Records from a collection:
┄┄┄┄┄┄
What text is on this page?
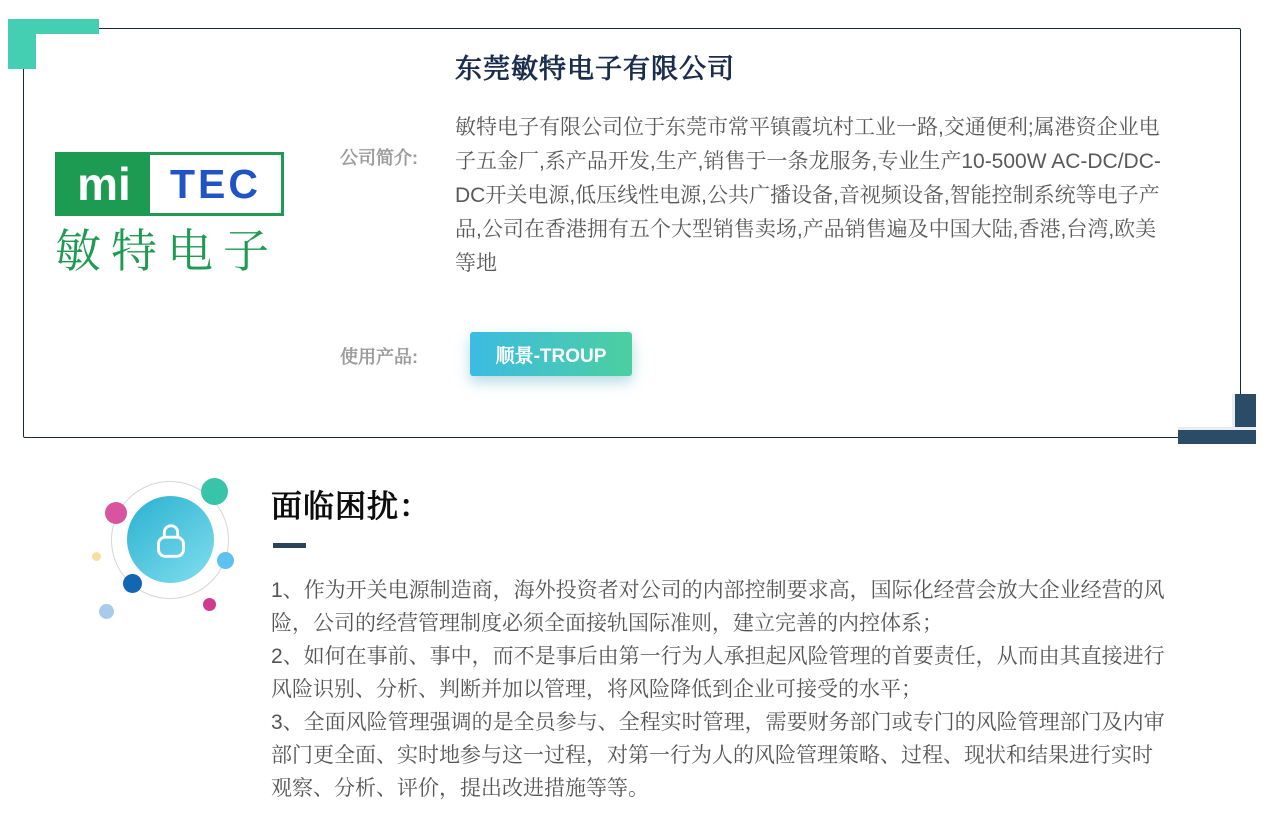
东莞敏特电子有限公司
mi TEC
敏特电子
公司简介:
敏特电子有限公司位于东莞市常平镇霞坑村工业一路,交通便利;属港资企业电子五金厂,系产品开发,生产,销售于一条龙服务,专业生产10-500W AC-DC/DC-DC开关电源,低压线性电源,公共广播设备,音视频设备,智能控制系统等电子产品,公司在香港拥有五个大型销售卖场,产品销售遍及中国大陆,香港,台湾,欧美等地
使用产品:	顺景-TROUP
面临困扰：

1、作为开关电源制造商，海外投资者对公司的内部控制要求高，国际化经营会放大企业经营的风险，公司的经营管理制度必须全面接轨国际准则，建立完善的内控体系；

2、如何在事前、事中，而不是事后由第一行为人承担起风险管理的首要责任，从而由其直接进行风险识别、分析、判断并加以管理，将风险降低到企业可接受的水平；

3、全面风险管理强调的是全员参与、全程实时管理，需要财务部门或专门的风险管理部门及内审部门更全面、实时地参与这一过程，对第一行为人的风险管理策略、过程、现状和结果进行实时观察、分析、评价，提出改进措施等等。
┄┄┄┄┄┄
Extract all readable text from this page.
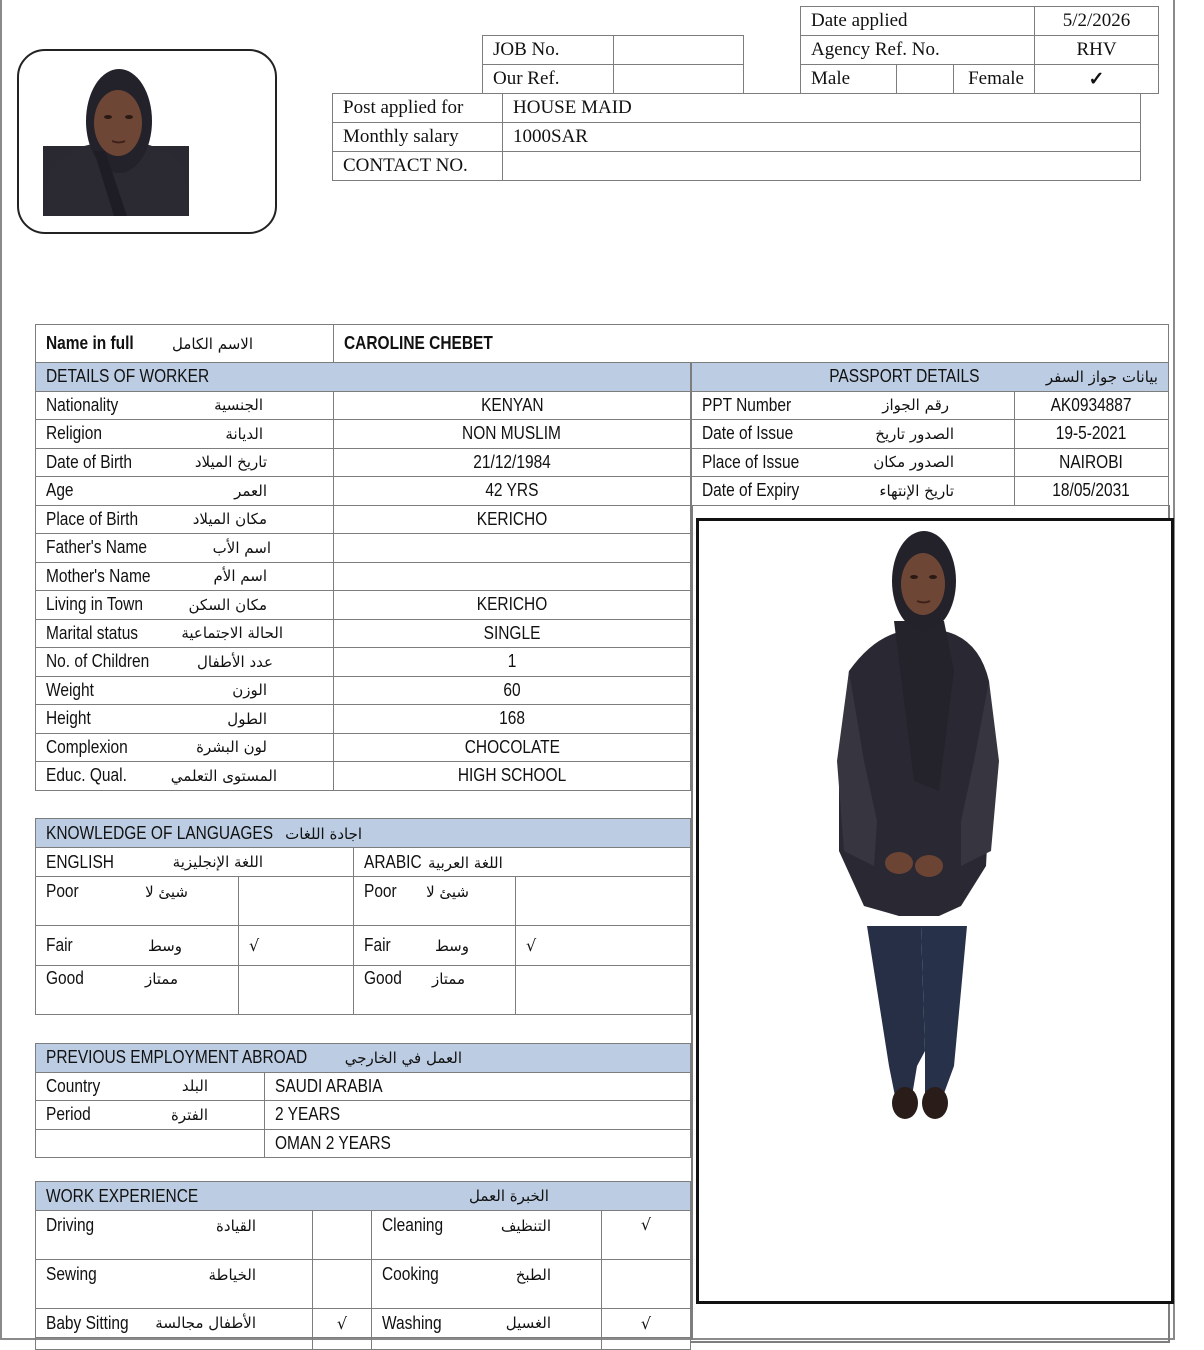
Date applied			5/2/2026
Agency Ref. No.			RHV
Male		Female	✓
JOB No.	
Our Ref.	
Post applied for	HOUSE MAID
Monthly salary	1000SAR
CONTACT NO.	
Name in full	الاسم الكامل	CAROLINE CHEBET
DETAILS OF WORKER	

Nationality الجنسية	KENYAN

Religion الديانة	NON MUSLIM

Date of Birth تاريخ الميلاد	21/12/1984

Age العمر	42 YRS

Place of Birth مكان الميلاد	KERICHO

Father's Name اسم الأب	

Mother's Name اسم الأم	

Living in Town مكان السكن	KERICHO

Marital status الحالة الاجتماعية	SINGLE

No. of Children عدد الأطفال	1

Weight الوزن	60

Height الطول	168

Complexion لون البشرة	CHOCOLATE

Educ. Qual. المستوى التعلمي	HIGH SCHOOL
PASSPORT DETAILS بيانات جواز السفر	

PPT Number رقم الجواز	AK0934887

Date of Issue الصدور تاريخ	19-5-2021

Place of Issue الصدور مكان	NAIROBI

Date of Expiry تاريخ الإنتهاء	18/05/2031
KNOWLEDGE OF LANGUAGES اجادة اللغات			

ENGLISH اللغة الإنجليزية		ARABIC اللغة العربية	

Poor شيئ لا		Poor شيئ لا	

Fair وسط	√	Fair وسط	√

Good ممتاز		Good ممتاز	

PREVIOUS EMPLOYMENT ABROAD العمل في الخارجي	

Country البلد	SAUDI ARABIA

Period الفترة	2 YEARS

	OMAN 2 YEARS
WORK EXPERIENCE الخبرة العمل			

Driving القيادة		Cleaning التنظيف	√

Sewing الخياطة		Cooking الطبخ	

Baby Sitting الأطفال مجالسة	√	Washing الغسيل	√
┄┄┄┄┄┄
Directions for this task: Go through the records above, find every line with the word "text", and list those lines.

The answer:
What text is on this page?
Extract all readable text from this page.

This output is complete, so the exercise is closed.